__Source material__
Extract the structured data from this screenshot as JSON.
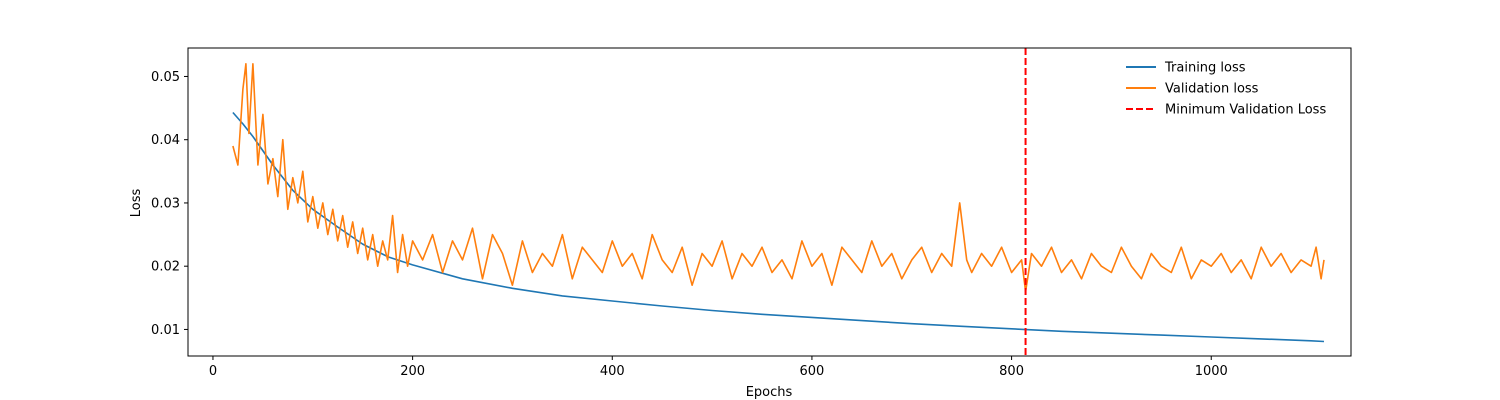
{
  "chart_data": {
    "type": "line",
    "title": "",
    "xlabel": "Epochs",
    "ylabel": "Loss",
    "xlim": [
      -25,
      1140
    ],
    "ylim": [
      0.0058,
      0.0545
    ],
    "x_ticks": [
      0,
      200,
      400,
      600,
      800,
      1000
    ],
    "x_tick_labels": [
      "0",
      "200",
      "400",
      "600",
      "800",
      "1000"
    ],
    "y_ticks": [
      0.01,
      0.02,
      0.03,
      0.04,
      0.05
    ],
    "y_tick_labels": [
      "0.01",
      "0.02",
      "0.03",
      "0.04",
      "0.05"
    ],
    "grid": false,
    "legend_position": "top-right",
    "series": [
      {
        "name": "Training loss",
        "color": "#1f77b4",
        "style": "solid",
        "x": [
          20,
          30,
          40,
          60,
          80,
          100,
          125,
          150,
          175,
          200,
          250,
          300,
          350,
          400,
          450,
          500,
          550,
          600,
          650,
          700,
          750,
          800,
          850,
          900,
          950,
          1000,
          1050,
          1100,
          1113
        ],
        "y": [
          0.0443,
          0.0425,
          0.0405,
          0.036,
          0.032,
          0.029,
          0.0262,
          0.0235,
          0.0215,
          0.0202,
          0.018,
          0.0165,
          0.0153,
          0.0145,
          0.0137,
          0.013,
          0.0124,
          0.0119,
          0.0114,
          0.0109,
          0.0105,
          0.0101,
          0.0097,
          0.0094,
          0.0091,
          0.0088,
          0.0085,
          0.0082,
          0.0081
        ]
      },
      {
        "name": "Validation loss",
        "color": "#ff7f0e",
        "style": "solid",
        "x": [
          20,
          25,
          30,
          33,
          36,
          40,
          45,
          50,
          55,
          60,
          65,
          70,
          75,
          80,
          85,
          90,
          95,
          100,
          105,
          110,
          115,
          120,
          125,
          130,
          135,
          140,
          145,
          150,
          155,
          160,
          165,
          170,
          175,
          180,
          185,
          190,
          195,
          200,
          210,
          220,
          230,
          240,
          250,
          260,
          270,
          280,
          290,
          300,
          310,
          320,
          330,
          340,
          350,
          360,
          370,
          380,
          390,
          400,
          410,
          420,
          430,
          440,
          450,
          460,
          470,
          480,
          490,
          500,
          510,
          520,
          530,
          540,
          550,
          560,
          570,
          580,
          590,
          600,
          610,
          620,
          630,
          640,
          650,
          660,
          670,
          680,
          690,
          700,
          710,
          720,
          730,
          740,
          748,
          755,
          760,
          770,
          780,
          790,
          800,
          810,
          814,
          820,
          830,
          840,
          850,
          860,
          870,
          880,
          890,
          900,
          910,
          920,
          930,
          940,
          950,
          960,
          970,
          980,
          990,
          1000,
          1010,
          1020,
          1030,
          1040,
          1050,
          1060,
          1070,
          1080,
          1090,
          1100,
          1105,
          1110,
          1113
        ],
        "y": [
          0.039,
          0.036,
          0.048,
          0.052,
          0.041,
          0.052,
          0.036,
          0.044,
          0.033,
          0.037,
          0.031,
          0.04,
          0.029,
          0.034,
          0.03,
          0.035,
          0.027,
          0.031,
          0.026,
          0.03,
          0.025,
          0.029,
          0.024,
          0.028,
          0.023,
          0.027,
          0.022,
          0.026,
          0.021,
          0.025,
          0.02,
          0.024,
          0.021,
          0.028,
          0.019,
          0.025,
          0.02,
          0.024,
          0.021,
          0.025,
          0.019,
          0.024,
          0.021,
          0.026,
          0.018,
          0.025,
          0.022,
          0.017,
          0.024,
          0.019,
          0.022,
          0.02,
          0.025,
          0.018,
          0.023,
          0.021,
          0.019,
          0.024,
          0.02,
          0.022,
          0.018,
          0.025,
          0.021,
          0.019,
          0.023,
          0.017,
          0.022,
          0.02,
          0.024,
          0.018,
          0.022,
          0.02,
          0.023,
          0.019,
          0.021,
          0.018,
          0.024,
          0.02,
          0.022,
          0.017,
          0.023,
          0.021,
          0.019,
          0.024,
          0.02,
          0.022,
          0.018,
          0.021,
          0.023,
          0.019,
          0.022,
          0.02,
          0.03,
          0.021,
          0.019,
          0.022,
          0.02,
          0.023,
          0.019,
          0.021,
          0.016,
          0.022,
          0.02,
          0.023,
          0.019,
          0.021,
          0.018,
          0.022,
          0.02,
          0.019,
          0.023,
          0.02,
          0.018,
          0.022,
          0.02,
          0.019,
          0.023,
          0.018,
          0.021,
          0.02,
          0.022,
          0.019,
          0.021,
          0.018,
          0.023,
          0.02,
          0.022,
          0.019,
          0.021,
          0.02,
          0.023,
          0.018,
          0.021
        ]
      },
      {
        "name": "Minimum Validation Loss",
        "color": "#ff0000",
        "style": "dashed",
        "type": "vline",
        "x": 814
      }
    ]
  }
}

__What needs to be done__
Give all the entries again exactly, dropping each picture.

__Final result__
Extract the structured data from this screenshot as JSON.
{
  "chart_data": {
    "type": "line",
    "title": "",
    "xlabel": "Epochs",
    "ylabel": "Loss",
    "xlim": [
      -25,
      1140
    ],
    "ylim": [
      0.0058,
      0.0545
    ],
    "x_ticks": [
      0,
      200,
      400,
      600,
      800,
      1000
    ],
    "x_tick_labels": [
      "0",
      "200",
      "400",
      "600",
      "800",
      "1000"
    ],
    "y_ticks": [
      0.01,
      0.02,
      0.03,
      0.04,
      0.05
    ],
    "y_tick_labels": [
      "0.01",
      "0.02",
      "0.03",
      "0.04",
      "0.05"
    ],
    "grid": false,
    "legend_position": "top-right",
    "series": [
      {
        "name": "Training loss",
        "color": "#1f77b4",
        "style": "solid",
        "x": [
          20,
          30,
          40,
          60,
          80,
          100,
          125,
          150,
          175,
          200,
          250,
          300,
          350,
          400,
          450,
          500,
          550,
          600,
          650,
          700,
          750,
          800,
          850,
          900,
          950,
          1000,
          1050,
          1100,
          1113
        ],
        "y": [
          0.0443,
          0.0425,
          0.0405,
          0.036,
          0.032,
          0.029,
          0.0262,
          0.0235,
          0.0215,
          0.0202,
          0.018,
          0.0165,
          0.0153,
          0.0145,
          0.0137,
          0.013,
          0.0124,
          0.0119,
          0.0114,
          0.0109,
          0.0105,
          0.0101,
          0.0097,
          0.0094,
          0.0091,
          0.0088,
          0.0085,
          0.0082,
          0.0081
        ]
      },
      {
        "name": "Validation loss",
        "color": "#ff7f0e",
        "style": "solid",
        "x": [
          20,
          25,
          30,
          33,
          36,
          40,
          45,
          50,
          55,
          60,
          65,
          70,
          75,
          80,
          85,
          90,
          95,
          100,
          105,
          110,
          115,
          120,
          125,
          130,
          135,
          140,
          145,
          150,
          155,
          160,
          165,
          170,
          175,
          180,
          185,
          190,
          195,
          200,
          210,
          220,
          230,
          240,
          250,
          260,
          270,
          280,
          290,
          300,
          310,
          320,
          330,
          340,
          350,
          360,
          370,
          380,
          390,
          400,
          410,
          420,
          430,
          440,
          450,
          460,
          470,
          480,
          490,
          500,
          510,
          520,
          530,
          540,
          550,
          560,
          570,
          580,
          590,
          600,
          610,
          620,
          630,
          640,
          650,
          660,
          670,
          680,
          690,
          700,
          710,
          720,
          730,
          740,
          748,
          755,
          760,
          770,
          780,
          790,
          800,
          810,
          814,
          820,
          830,
          840,
          850,
          860,
          870,
          880,
          890,
          900,
          910,
          920,
          930,
          940,
          950,
          960,
          970,
          980,
          990,
          1000,
          1010,
          1020,
          1030,
          1040,
          1050,
          1060,
          1070,
          1080,
          1090,
          1100,
          1105,
          1110,
          1113
        ],
        "y": [
          0.039,
          0.036,
          0.048,
          0.052,
          0.041,
          0.052,
          0.036,
          0.044,
          0.033,
          0.037,
          0.031,
          0.04,
          0.029,
          0.034,
          0.03,
          0.035,
          0.027,
          0.031,
          0.026,
          0.03,
          0.025,
          0.029,
          0.024,
          0.028,
          0.023,
          0.027,
          0.022,
          0.026,
          0.021,
          0.025,
          0.02,
          0.024,
          0.021,
          0.028,
          0.019,
          0.025,
          0.02,
          0.024,
          0.021,
          0.025,
          0.019,
          0.024,
          0.021,
          0.026,
          0.018,
          0.025,
          0.022,
          0.017,
          0.024,
          0.019,
          0.022,
          0.02,
          0.025,
          0.018,
          0.023,
          0.021,
          0.019,
          0.024,
          0.02,
          0.022,
          0.018,
          0.025,
          0.021,
          0.019,
          0.023,
          0.017,
          0.022,
          0.02,
          0.024,
          0.018,
          0.022,
          0.02,
          0.023,
          0.019,
          0.021,
          0.018,
          0.024,
          0.02,
          0.022,
          0.017,
          0.023,
          0.021,
          0.019,
          0.024,
          0.02,
          0.022,
          0.018,
          0.021,
          0.023,
          0.019,
          0.022,
          0.02,
          0.03,
          0.021,
          0.019,
          0.022,
          0.02,
          0.023,
          0.019,
          0.021,
          0.016,
          0.022,
          0.02,
          0.023,
          0.019,
          0.021,
          0.018,
          0.022,
          0.02,
          0.019,
          0.023,
          0.02,
          0.018,
          0.022,
          0.02,
          0.019,
          0.023,
          0.018,
          0.021,
          0.02,
          0.022,
          0.019,
          0.021,
          0.018,
          0.023,
          0.02,
          0.022,
          0.019,
          0.021,
          0.02,
          0.023,
          0.018,
          0.021
        ]
      },
      {
        "name": "Minimum Validation Loss",
        "color": "#ff0000",
        "style": "dashed",
        "type": "vline",
        "x": 814
      }
    ]
  }
}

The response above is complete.